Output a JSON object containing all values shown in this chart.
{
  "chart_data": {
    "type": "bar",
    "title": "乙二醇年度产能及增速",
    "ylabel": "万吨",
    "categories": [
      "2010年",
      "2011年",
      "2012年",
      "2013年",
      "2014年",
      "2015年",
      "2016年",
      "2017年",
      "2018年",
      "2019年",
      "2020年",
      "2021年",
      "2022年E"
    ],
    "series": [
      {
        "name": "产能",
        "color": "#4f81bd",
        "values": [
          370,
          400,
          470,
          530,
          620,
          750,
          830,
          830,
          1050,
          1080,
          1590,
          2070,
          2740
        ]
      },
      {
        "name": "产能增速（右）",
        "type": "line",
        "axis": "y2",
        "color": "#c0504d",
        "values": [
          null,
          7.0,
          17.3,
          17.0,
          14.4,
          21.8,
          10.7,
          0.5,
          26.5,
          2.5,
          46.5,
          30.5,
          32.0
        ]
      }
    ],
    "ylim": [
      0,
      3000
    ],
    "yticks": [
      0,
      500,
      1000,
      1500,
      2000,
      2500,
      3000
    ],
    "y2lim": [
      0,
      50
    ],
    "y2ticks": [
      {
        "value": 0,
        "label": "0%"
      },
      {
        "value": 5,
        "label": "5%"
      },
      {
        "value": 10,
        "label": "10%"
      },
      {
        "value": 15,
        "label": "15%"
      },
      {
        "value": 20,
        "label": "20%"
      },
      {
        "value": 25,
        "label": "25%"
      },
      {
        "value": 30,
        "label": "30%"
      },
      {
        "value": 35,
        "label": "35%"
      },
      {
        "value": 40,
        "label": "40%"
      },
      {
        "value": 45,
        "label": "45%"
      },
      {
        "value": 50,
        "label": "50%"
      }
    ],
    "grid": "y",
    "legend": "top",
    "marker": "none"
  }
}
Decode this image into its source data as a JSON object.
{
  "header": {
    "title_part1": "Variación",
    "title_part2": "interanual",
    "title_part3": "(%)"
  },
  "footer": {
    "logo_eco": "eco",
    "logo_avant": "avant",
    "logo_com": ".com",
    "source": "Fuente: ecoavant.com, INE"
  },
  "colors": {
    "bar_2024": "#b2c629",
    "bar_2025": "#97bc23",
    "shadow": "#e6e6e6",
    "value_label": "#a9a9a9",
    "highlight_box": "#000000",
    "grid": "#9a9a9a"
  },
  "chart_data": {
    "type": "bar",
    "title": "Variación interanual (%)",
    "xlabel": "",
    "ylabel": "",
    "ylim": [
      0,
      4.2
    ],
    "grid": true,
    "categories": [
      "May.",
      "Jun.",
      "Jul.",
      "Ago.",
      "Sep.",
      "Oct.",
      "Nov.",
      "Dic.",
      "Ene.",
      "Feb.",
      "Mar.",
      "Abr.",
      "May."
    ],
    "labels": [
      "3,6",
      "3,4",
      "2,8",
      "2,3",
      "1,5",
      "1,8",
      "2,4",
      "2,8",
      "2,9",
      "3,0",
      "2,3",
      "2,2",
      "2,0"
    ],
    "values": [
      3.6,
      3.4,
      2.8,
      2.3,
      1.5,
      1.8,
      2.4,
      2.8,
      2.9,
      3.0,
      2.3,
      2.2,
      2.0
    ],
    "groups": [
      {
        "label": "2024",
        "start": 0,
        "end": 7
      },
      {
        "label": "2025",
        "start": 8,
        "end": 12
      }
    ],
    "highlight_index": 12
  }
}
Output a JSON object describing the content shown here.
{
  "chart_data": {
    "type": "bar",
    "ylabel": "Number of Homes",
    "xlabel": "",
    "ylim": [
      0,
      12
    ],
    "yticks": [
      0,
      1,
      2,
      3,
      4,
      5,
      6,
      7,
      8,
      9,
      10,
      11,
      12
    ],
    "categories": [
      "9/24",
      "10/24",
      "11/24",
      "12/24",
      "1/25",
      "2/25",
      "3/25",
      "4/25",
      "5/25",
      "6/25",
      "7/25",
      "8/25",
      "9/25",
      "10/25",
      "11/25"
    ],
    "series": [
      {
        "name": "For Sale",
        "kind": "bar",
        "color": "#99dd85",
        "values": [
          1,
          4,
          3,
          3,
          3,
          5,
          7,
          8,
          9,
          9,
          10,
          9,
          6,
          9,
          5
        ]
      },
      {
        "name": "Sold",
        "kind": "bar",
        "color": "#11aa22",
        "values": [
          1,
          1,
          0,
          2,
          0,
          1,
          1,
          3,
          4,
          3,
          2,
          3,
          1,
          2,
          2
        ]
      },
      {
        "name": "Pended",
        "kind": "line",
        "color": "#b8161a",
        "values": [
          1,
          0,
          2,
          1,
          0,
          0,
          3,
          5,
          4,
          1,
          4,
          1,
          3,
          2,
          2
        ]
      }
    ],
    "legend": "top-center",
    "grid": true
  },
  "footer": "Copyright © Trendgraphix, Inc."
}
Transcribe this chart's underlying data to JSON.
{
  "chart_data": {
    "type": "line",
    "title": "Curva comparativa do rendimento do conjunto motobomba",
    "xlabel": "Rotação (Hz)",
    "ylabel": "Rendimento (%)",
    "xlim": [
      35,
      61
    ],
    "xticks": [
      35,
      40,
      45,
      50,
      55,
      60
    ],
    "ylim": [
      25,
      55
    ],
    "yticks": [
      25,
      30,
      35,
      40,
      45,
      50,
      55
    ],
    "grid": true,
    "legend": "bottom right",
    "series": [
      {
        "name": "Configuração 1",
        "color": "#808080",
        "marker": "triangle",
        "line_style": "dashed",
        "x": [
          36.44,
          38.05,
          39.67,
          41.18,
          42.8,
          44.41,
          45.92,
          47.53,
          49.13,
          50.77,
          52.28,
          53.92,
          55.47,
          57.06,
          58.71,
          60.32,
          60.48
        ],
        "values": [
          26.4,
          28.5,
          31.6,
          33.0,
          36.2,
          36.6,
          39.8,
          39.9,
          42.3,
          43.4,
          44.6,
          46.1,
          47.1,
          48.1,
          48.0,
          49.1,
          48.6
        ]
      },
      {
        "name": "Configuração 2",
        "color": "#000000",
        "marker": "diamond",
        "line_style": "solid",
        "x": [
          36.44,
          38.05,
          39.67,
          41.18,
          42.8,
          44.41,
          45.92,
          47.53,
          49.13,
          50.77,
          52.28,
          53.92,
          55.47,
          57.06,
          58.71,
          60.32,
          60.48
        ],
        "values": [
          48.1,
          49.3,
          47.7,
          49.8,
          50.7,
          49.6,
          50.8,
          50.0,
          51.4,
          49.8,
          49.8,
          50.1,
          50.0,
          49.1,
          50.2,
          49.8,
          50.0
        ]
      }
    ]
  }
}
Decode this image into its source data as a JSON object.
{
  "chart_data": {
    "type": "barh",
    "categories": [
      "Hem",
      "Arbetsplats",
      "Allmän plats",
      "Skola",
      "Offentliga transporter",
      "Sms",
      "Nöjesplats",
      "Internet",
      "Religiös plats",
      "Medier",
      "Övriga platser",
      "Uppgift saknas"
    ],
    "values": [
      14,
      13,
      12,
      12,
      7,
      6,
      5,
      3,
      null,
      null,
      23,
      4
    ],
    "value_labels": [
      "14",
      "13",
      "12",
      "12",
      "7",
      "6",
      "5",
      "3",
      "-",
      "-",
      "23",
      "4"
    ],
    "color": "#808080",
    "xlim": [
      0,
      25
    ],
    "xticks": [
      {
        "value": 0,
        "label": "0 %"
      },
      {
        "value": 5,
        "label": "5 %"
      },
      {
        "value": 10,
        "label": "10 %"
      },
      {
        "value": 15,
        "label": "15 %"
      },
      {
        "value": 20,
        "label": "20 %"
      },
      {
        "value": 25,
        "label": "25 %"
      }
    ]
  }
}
• • •
Your objective:
Extract each line from the entries above that contains the string "Output".

Finished exercise:
Output a JSON object containing all values shown in this chart.
Output a JSON object describing the content shown here.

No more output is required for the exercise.